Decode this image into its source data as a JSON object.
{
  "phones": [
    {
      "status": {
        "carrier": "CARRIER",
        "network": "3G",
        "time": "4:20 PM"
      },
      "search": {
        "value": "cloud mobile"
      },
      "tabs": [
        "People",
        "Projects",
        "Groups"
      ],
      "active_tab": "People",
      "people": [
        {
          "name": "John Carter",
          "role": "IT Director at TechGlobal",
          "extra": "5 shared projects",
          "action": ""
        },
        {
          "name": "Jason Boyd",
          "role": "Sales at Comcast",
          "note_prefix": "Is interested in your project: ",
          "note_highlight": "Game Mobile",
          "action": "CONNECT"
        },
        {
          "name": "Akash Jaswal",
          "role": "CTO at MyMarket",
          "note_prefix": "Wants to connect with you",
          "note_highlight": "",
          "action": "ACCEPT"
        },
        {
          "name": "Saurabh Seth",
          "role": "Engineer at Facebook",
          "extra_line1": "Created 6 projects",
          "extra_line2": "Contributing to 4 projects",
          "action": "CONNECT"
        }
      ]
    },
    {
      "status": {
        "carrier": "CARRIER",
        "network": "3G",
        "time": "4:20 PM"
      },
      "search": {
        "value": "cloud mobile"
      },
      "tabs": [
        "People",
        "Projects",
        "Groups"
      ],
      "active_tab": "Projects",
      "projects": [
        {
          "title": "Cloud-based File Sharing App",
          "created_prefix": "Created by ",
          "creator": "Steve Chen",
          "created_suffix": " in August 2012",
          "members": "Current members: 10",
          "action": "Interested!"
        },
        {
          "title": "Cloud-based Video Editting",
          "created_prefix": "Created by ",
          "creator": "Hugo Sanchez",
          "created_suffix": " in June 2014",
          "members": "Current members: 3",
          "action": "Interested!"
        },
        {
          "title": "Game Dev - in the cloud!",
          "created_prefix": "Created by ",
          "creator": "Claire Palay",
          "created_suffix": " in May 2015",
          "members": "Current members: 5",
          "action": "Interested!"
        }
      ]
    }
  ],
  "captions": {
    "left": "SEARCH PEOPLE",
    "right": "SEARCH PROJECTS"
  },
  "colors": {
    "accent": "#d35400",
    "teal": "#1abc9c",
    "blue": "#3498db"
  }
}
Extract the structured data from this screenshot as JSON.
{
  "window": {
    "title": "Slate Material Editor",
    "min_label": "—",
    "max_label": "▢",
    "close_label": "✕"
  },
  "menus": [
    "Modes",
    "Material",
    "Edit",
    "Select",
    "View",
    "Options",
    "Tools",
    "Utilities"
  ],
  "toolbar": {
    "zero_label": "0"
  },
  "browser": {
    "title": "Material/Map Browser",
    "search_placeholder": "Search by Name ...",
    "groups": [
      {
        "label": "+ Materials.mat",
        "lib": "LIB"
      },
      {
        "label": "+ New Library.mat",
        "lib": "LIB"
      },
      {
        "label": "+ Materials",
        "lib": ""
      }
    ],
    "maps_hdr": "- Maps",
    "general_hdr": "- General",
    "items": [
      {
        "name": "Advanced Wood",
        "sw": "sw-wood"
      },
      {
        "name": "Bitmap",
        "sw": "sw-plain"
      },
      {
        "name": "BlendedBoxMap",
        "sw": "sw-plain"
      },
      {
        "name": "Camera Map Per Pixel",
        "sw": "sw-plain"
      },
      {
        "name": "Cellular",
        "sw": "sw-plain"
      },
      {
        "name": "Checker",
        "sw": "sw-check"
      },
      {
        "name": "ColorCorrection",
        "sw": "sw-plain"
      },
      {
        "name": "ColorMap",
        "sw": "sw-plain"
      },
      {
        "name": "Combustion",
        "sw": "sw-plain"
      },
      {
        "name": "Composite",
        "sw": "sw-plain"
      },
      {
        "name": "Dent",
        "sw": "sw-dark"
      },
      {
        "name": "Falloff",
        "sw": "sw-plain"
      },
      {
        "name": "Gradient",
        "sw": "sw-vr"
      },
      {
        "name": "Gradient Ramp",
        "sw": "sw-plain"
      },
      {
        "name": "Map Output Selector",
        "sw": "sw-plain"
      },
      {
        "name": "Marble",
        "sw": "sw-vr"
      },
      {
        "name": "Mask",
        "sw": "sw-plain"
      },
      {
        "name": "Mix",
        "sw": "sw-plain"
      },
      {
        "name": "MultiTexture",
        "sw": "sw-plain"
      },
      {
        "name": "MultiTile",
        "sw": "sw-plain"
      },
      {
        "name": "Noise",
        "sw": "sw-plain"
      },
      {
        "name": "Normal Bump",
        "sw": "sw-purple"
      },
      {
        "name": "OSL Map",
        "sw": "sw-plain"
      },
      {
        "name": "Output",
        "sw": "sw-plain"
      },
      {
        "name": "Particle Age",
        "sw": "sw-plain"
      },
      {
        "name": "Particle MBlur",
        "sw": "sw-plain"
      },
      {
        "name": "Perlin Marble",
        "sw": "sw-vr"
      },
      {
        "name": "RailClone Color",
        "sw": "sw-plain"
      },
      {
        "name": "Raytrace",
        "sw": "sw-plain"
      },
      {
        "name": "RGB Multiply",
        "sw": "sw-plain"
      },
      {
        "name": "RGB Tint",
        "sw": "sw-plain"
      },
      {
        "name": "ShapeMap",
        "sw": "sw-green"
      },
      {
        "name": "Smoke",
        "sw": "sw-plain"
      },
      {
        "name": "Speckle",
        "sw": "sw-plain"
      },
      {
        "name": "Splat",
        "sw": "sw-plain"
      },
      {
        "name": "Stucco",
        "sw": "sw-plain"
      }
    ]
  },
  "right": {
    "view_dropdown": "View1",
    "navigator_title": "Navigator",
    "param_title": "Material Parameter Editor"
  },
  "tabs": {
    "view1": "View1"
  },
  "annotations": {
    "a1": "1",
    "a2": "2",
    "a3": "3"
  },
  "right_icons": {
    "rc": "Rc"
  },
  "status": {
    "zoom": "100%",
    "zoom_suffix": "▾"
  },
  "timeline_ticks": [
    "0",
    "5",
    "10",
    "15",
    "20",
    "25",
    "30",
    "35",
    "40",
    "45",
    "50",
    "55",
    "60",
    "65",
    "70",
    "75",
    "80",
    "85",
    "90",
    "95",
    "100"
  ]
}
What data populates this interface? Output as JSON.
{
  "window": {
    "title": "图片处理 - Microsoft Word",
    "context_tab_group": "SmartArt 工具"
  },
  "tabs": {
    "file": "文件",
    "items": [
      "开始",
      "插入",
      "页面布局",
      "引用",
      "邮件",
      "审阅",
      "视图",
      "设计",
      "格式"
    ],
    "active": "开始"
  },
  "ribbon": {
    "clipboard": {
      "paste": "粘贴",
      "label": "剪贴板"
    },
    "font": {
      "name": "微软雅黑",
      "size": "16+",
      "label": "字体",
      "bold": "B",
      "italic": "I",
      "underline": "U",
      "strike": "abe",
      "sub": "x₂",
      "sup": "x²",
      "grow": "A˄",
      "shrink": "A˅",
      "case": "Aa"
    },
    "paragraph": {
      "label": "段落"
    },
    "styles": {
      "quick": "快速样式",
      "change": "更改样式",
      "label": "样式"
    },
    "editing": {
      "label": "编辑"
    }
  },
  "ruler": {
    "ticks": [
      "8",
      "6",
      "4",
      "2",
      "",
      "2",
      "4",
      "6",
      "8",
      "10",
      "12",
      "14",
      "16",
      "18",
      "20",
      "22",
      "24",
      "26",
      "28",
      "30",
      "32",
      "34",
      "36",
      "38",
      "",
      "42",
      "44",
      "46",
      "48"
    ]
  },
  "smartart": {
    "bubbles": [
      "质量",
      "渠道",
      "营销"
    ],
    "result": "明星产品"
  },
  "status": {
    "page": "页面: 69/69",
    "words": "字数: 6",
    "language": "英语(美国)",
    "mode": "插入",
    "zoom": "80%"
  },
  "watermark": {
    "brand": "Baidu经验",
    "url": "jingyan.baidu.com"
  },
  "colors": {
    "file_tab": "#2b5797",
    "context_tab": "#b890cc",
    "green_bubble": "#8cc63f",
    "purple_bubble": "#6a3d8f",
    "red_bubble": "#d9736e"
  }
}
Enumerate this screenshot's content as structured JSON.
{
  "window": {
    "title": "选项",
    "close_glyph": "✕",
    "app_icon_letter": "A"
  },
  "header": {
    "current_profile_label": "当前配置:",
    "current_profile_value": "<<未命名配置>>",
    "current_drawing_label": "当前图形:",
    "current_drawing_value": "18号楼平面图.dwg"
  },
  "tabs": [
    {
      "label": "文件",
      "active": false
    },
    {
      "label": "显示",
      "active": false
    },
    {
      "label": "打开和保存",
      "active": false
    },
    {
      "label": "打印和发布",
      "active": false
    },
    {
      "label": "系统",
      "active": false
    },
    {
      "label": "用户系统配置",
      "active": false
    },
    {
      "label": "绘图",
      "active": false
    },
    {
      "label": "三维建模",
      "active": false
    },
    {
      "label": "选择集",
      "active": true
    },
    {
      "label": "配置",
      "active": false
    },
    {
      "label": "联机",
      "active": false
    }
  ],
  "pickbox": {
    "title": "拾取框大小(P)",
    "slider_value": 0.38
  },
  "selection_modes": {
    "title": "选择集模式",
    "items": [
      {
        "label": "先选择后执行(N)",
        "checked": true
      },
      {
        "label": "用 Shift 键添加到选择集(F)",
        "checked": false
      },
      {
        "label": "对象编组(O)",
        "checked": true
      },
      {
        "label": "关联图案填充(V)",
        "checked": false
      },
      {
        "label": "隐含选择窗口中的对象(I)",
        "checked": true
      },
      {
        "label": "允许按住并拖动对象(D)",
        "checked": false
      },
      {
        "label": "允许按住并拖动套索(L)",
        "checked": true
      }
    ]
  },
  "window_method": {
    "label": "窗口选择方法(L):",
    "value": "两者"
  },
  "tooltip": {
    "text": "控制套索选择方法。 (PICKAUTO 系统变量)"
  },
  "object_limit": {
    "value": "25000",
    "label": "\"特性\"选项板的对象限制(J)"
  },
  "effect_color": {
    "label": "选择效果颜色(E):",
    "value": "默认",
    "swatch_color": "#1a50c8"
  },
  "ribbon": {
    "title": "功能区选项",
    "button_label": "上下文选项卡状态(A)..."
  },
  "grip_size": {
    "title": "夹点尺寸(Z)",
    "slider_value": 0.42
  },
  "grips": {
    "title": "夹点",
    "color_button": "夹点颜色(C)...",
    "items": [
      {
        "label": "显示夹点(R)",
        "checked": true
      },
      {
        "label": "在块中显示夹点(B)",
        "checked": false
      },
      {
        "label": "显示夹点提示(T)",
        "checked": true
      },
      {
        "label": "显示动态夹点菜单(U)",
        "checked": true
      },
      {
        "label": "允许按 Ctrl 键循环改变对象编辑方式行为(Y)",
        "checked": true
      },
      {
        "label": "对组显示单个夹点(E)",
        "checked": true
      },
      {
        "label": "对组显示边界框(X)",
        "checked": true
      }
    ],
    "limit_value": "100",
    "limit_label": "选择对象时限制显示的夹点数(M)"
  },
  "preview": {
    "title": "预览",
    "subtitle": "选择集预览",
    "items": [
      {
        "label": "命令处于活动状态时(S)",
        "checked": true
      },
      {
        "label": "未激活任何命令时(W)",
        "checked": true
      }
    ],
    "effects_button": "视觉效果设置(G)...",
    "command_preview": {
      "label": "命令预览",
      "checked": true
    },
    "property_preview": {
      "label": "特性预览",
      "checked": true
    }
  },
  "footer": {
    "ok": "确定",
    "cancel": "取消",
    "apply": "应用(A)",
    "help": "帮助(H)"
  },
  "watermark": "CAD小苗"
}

WHAT TO PRODUCE ▸ Copy out every line holding the string "creator".

EXERCISE OUTPUT ▸
          "creator": "Steve Chen",
          "creator": "Hugo Sanchez",
          "creator": "Claire Palay",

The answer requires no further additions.